Written task: Repeat precisely, and only, the lines between the line containing "Type out the text in this image." and the end of the listing below, both ends included.

......

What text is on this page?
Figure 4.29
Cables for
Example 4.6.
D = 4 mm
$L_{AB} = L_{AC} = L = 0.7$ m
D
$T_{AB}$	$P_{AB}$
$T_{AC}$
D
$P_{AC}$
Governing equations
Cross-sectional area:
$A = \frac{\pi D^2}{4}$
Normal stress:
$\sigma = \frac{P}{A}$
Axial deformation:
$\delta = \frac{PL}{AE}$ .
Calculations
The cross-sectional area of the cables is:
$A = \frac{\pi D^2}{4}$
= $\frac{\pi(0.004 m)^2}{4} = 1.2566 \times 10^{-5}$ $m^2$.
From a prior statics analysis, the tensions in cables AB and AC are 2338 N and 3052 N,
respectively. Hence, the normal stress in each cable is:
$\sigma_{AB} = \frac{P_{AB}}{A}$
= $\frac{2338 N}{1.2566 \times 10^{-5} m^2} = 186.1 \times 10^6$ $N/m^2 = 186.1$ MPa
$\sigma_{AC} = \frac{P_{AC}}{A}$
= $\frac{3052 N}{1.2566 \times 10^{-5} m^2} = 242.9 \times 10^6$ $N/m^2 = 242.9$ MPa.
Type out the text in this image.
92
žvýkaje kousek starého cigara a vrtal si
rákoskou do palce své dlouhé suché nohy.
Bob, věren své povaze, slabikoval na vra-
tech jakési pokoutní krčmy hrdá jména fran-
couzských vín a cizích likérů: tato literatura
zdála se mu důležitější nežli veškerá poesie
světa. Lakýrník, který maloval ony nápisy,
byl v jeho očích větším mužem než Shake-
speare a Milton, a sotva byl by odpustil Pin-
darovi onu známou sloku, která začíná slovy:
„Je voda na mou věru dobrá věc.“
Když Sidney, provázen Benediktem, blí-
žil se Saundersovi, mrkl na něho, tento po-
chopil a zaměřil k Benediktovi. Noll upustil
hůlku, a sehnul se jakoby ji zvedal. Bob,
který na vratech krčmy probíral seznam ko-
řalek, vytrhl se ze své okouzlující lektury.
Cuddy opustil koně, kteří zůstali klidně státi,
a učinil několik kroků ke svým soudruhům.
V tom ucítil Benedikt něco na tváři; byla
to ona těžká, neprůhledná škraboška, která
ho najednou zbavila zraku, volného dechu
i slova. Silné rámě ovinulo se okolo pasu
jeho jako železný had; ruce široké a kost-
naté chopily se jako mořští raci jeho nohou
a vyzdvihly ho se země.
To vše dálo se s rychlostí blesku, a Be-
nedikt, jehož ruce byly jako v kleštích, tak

......

Written answer:
Type out the text in this image.
92
žvýkaje kousek starého cigara a vrtal si
rákoskou do palce své dlouhé suché nohy.
Bob, věren své povaze, slabikoval na vra-
tech jakési pokoutní krčmy hrdá jména fran-
couzských vín a cizích likérů: tato literatura
zdála se mu důležitější nežli veškerá poesie
světa. Lakýrník, který maloval ony nápisy,
byl v jeho očích větším mužem než Shake-
speare a Milton, a sotva byl by odpustil Pin-
darovi onu známou sloku, která začíná slovy:
„Je voda na mou věru dobrá věc.“
Když Sidney, provázen Benediktem, blí-
žil se Saundersovi, mrkl na něho, tento po-
chopil a zaměřil k Benediktovi. Noll upustil
hůlku, a sehnul se jakoby ji zvedal. Bob,
který na vratech krčmy probíral seznam ko-
řalek, vytrhl se ze své okouzlující lektury.
Cuddy opustil koně, kteří zůstali klidně státi,
a učinil několik kroků ke svým soudruhům.
V tom ucítil Benedikt něco na tváři; byla
to ona těžká, neprůhledná škraboška, která
ho najednou zbavila zraku, volného dechu
i slova. Silné rámě ovinulo se okolo pasu
jeho jako železný had; ruce široké a kost-
naté chopily se jako mořští raci jeho nohou
a vyzdvihly ho se země.
To vše dálo se s rychlostí blesku, a Be-
nedikt, jehož ruce byly jako v kleštích, tak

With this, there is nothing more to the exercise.